Copy each line below in which the string "Options" occurs.
......
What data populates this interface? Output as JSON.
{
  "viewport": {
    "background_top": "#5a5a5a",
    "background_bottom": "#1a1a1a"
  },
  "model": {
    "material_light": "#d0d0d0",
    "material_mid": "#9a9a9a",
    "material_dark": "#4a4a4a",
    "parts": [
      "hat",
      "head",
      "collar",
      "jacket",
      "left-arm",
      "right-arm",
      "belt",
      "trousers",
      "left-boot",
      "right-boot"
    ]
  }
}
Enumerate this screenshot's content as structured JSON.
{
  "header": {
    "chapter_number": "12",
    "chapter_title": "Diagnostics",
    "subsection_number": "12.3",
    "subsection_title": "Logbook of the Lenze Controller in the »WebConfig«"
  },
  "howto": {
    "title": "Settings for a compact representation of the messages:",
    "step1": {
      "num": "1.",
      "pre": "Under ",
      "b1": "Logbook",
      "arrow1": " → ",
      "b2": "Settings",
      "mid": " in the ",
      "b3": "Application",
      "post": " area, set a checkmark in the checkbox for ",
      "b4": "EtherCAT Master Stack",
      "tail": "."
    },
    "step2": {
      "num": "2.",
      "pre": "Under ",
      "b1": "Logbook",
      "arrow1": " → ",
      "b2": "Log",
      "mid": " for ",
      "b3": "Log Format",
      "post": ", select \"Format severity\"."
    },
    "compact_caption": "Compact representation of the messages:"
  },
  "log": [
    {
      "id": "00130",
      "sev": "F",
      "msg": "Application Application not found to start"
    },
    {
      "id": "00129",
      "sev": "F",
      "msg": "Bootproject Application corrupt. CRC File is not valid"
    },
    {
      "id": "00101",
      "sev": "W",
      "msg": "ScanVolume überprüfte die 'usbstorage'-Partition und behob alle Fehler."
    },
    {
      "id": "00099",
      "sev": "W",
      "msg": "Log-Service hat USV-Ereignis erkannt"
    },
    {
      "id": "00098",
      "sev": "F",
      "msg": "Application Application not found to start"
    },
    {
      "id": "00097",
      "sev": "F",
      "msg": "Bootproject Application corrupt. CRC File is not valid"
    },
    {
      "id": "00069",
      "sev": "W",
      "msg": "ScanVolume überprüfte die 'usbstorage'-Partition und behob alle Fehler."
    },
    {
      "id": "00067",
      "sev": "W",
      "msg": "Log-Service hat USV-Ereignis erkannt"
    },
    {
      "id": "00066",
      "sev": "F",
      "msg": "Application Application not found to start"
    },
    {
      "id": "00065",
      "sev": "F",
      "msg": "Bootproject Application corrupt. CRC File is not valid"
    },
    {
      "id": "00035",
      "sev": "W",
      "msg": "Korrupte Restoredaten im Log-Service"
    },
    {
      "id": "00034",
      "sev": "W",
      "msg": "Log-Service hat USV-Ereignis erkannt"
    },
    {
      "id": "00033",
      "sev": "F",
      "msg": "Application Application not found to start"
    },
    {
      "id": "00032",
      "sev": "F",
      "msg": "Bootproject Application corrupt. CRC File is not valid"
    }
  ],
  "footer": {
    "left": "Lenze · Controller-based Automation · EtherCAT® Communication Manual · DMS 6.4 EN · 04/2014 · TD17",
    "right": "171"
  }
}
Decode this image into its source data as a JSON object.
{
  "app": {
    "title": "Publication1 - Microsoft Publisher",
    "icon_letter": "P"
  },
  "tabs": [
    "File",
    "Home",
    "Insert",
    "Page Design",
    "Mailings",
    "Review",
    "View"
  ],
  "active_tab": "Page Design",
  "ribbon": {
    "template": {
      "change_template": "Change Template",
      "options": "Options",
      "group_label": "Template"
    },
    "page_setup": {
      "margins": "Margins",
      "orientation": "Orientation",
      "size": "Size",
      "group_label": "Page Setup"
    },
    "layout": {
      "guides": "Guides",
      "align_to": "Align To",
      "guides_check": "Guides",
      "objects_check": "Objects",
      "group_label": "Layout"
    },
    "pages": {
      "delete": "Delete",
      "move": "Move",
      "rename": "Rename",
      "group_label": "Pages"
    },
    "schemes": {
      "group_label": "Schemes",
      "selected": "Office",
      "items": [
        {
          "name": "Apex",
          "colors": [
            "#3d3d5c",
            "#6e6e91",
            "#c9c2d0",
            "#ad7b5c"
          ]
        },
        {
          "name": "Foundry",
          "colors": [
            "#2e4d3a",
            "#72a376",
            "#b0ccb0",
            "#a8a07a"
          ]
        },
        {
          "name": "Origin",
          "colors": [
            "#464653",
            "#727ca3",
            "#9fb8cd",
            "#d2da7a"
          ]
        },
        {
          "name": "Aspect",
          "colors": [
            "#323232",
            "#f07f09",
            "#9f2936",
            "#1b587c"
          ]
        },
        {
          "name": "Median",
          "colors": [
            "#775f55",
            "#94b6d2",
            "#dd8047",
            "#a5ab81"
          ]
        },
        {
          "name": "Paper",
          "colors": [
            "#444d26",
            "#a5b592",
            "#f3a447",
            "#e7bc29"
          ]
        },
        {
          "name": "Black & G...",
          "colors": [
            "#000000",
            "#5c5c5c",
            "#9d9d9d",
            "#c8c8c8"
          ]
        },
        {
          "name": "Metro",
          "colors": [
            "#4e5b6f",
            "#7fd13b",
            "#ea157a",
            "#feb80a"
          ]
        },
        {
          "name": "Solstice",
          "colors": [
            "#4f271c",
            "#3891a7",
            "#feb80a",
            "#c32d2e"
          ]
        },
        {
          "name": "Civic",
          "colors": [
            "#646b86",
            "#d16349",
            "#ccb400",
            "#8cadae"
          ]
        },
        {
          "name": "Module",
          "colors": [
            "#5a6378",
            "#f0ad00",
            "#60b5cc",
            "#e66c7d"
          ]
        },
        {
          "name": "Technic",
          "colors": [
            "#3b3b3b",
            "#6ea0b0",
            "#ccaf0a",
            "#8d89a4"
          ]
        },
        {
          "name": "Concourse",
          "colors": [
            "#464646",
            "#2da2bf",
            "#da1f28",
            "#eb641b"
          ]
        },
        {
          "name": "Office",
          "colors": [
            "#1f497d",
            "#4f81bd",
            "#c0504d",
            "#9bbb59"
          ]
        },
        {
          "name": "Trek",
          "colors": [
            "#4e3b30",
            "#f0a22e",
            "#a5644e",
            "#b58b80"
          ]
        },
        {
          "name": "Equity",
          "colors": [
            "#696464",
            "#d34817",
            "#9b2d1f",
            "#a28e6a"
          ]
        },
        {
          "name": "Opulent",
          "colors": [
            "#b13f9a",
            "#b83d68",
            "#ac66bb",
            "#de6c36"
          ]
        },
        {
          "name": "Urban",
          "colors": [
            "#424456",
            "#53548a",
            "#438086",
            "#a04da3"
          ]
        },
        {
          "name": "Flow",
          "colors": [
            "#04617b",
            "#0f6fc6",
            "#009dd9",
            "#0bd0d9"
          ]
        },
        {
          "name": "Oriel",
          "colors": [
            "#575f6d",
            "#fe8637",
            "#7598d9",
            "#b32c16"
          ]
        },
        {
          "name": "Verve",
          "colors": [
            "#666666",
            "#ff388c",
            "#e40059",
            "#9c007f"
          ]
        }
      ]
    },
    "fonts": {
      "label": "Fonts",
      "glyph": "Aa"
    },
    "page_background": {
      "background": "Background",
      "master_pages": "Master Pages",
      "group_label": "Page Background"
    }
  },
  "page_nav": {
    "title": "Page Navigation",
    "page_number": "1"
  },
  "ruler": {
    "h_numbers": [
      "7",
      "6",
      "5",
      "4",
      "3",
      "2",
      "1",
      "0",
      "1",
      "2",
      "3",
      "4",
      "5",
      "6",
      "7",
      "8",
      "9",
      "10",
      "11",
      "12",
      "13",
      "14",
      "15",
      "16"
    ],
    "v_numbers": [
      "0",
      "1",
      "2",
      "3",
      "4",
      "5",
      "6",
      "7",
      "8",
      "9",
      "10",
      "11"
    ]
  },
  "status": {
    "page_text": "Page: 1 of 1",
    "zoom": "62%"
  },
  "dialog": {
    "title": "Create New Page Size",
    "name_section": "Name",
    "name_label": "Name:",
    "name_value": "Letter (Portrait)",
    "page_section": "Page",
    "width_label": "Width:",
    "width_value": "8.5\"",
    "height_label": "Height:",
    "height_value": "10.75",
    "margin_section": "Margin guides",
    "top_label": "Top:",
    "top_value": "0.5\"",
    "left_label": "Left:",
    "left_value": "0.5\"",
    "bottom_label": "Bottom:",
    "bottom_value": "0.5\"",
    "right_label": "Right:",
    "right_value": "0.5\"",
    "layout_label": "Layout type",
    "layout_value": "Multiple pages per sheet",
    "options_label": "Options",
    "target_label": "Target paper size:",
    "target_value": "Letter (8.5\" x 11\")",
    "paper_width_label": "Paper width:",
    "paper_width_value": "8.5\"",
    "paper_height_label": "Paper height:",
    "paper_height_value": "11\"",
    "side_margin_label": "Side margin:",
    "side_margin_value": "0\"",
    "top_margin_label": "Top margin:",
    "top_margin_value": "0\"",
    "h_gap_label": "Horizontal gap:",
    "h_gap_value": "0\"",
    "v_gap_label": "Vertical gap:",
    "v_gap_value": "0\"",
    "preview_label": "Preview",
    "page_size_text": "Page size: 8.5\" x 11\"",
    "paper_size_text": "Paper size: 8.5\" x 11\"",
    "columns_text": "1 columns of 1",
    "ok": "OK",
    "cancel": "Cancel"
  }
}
......
Task result
      "options": "Options",
    "options_label": "Options",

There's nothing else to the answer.